[Extracted data entries]
┄┄┄┄┄┄┄┄┄┄┄┄┄┄┄┄┄┄┄┄
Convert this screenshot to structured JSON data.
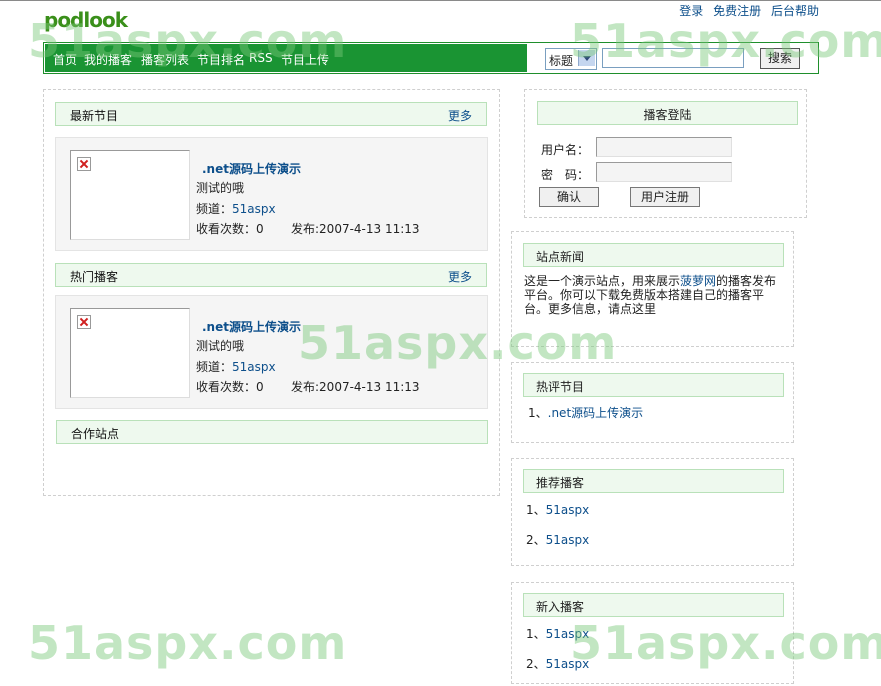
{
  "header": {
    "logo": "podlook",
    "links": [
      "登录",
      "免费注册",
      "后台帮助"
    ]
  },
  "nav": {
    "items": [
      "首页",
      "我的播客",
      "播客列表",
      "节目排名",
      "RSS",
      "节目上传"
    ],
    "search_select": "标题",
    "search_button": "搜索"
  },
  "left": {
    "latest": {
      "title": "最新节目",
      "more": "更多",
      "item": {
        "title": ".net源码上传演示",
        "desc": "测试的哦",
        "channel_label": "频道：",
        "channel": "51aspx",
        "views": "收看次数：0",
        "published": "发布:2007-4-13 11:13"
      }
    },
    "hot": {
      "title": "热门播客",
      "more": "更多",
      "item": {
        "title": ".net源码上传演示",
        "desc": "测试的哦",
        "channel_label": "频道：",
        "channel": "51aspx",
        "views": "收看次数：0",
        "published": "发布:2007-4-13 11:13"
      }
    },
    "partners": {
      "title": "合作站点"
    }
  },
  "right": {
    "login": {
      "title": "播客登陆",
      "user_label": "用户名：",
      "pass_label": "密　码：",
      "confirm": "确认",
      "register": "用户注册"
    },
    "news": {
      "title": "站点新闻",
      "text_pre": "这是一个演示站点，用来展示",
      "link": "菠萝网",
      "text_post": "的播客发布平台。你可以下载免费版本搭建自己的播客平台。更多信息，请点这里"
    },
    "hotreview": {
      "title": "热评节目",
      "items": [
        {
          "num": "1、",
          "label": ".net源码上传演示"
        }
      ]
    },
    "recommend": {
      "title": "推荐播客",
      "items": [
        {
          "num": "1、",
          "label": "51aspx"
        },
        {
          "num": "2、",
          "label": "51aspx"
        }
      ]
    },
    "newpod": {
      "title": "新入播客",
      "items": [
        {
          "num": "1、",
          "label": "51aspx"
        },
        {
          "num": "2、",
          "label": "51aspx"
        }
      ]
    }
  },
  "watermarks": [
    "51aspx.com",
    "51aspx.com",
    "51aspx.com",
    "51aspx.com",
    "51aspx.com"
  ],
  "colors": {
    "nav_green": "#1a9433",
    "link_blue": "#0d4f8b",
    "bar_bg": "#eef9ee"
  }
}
┄┄┄┄┄┄┄┄┄┄┄┄┄┄┄┄┄┄┄┄
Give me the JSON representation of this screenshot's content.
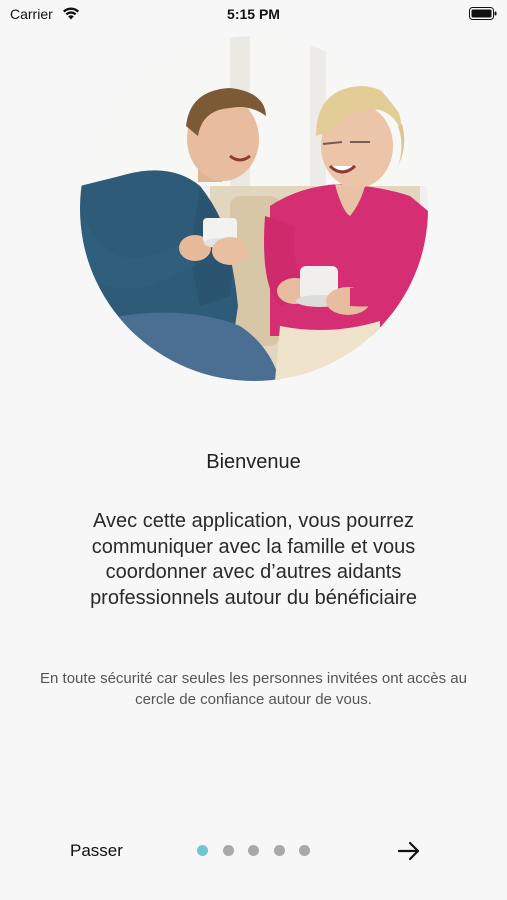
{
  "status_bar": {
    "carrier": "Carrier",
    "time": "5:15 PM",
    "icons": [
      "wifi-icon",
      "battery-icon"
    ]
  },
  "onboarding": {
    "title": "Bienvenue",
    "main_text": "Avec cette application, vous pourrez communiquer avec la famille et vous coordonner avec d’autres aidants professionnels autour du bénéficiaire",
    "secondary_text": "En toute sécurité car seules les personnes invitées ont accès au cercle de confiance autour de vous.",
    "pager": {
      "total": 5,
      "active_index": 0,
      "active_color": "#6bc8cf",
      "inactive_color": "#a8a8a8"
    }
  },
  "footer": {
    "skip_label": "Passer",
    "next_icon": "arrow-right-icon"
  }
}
┄┄┄┄┄┄┄┄┄┄┄┄┄┄┄┄┄┄┄┄
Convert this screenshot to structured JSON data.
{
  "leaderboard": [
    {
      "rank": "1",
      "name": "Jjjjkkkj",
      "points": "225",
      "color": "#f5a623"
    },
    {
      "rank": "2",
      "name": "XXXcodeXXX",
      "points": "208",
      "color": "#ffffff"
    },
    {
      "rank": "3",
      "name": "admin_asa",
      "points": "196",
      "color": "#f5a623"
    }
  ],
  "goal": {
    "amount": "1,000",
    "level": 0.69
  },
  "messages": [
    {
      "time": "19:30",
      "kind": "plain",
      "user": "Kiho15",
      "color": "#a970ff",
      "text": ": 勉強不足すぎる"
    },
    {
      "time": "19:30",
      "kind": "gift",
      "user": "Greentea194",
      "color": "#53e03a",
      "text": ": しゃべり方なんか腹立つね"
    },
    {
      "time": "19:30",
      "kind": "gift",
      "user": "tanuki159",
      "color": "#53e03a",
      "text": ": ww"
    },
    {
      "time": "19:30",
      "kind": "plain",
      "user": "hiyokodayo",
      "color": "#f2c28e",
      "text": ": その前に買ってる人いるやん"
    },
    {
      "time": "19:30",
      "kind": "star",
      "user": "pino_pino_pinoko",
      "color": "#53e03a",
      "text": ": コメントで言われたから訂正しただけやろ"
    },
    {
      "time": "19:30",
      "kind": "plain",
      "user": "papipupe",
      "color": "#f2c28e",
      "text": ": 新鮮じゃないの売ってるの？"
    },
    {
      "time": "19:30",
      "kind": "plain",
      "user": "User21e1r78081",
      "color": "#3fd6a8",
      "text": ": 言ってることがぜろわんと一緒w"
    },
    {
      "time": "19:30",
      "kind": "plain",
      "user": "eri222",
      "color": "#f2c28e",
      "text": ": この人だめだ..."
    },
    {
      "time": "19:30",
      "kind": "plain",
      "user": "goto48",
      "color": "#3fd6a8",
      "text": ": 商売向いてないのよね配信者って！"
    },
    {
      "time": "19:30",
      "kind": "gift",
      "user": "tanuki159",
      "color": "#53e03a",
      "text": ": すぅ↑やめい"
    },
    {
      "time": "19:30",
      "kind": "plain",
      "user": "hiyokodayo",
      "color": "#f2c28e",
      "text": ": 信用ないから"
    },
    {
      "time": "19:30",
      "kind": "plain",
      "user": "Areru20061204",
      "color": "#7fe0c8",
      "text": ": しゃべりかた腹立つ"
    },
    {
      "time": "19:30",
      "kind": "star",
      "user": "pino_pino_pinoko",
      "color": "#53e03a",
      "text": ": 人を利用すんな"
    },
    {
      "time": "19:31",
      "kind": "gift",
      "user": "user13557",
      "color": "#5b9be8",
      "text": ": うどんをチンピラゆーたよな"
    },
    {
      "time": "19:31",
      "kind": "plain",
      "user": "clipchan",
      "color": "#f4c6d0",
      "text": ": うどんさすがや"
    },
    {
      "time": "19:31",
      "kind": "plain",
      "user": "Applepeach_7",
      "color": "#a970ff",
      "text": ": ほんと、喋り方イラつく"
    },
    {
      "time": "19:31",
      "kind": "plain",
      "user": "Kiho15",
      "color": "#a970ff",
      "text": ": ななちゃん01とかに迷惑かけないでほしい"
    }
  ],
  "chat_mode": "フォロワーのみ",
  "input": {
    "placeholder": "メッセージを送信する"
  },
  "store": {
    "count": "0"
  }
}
┄┄┄┄┄┄┄┄┄┄┄┄┄┄┄┄┄┄┄┄
DIRECTIVE: Give the number of lines in the listing above that contain "autour", and nothing else.

EXERCISE SOLUTION: 2